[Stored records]
(begin)
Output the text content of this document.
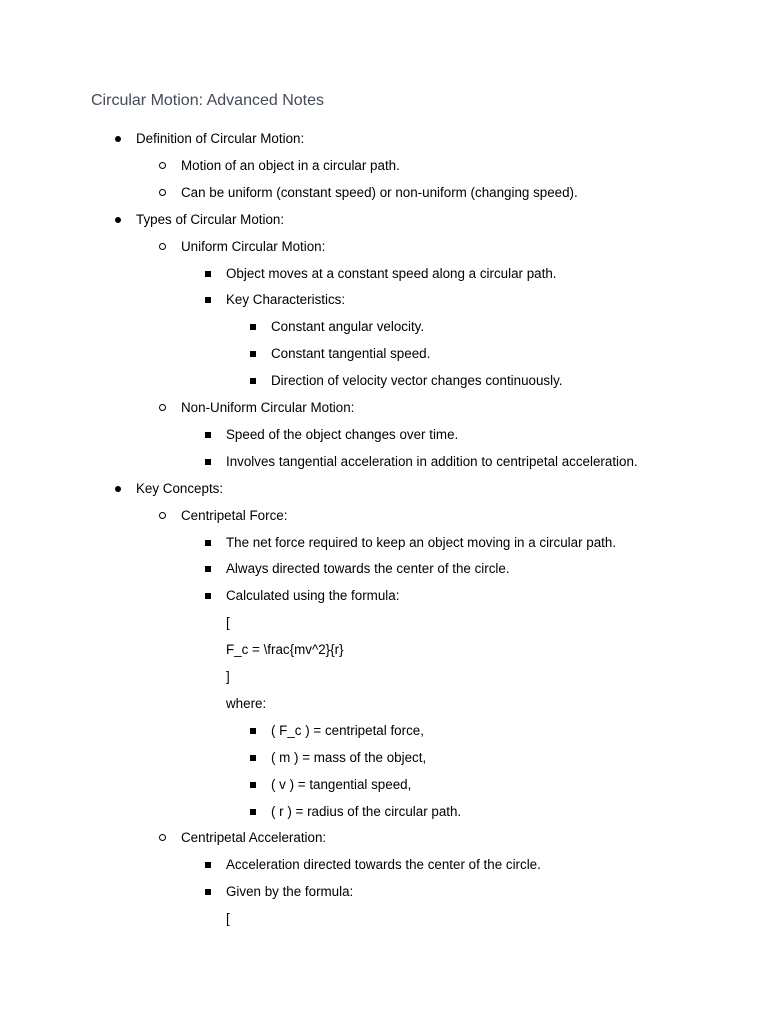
Circular Motion: Advanced Notes
Definition of Circular Motion:
Motion of an object in a circular path.
Can be uniform (constant speed) or non-uniform (changing speed).
Types of Circular Motion:
Uniform Circular Motion:
Object moves at a constant speed along a circular path.
Key Characteristics:
Constant angular velocity.
Constant tangential speed.
Direction of velocity vector changes continuously.
Non-Uniform Circular Motion:
Speed of the object changes over time.
Involves tangential acceleration in addition to centripetal acceleration.
Key Concepts:
Centripetal Force:
The net force required to keep an object moving in a circular path.
Always directed towards the center of the circle.
Calculated using the formula:
[
F_c = \frac{mv^2}{r}
]
where:
( F_c ) = centripetal force,
( m ) = mass of the object,
( v ) = tangential speed,
( r ) = radius of the circular path.
Centripetal Acceleration:
Acceleration directed towards the center of the circle.
Given by the formula:
[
(end)
The records above must be printed exactly; the pictures stay out.

Output the text content of this document.
Circular Motion: Advanced Notes
Definition of Circular Motion:
Motion of an object in a circular path.
Can be uniform (constant speed) or non-uniform (changing speed).
Types of Circular Motion:
Uniform Circular Motion:
Object moves at a constant speed along a circular path.
Key Characteristics:
Constant angular velocity.
Constant tangential speed.
Direction of velocity vector changes continuously.
Non-Uniform Circular Motion:
Speed of the object changes over time.
Involves tangential acceleration in addition to centripetal acceleration.
Key Concepts:
Centripetal Force:
The net force required to keep an object moving in a circular path.
Always directed towards the center of the circle.
Calculated using the formula:
[
F_c = \frac{mv^2}{r}
]
where:
( F_c ) = centripetal force,
( m ) = mass of the object,
( v ) = tangential speed,
( r ) = radius of the circular path.
Centripetal Acceleration:
Acceleration directed towards the center of the circle.
Given by the formula:
[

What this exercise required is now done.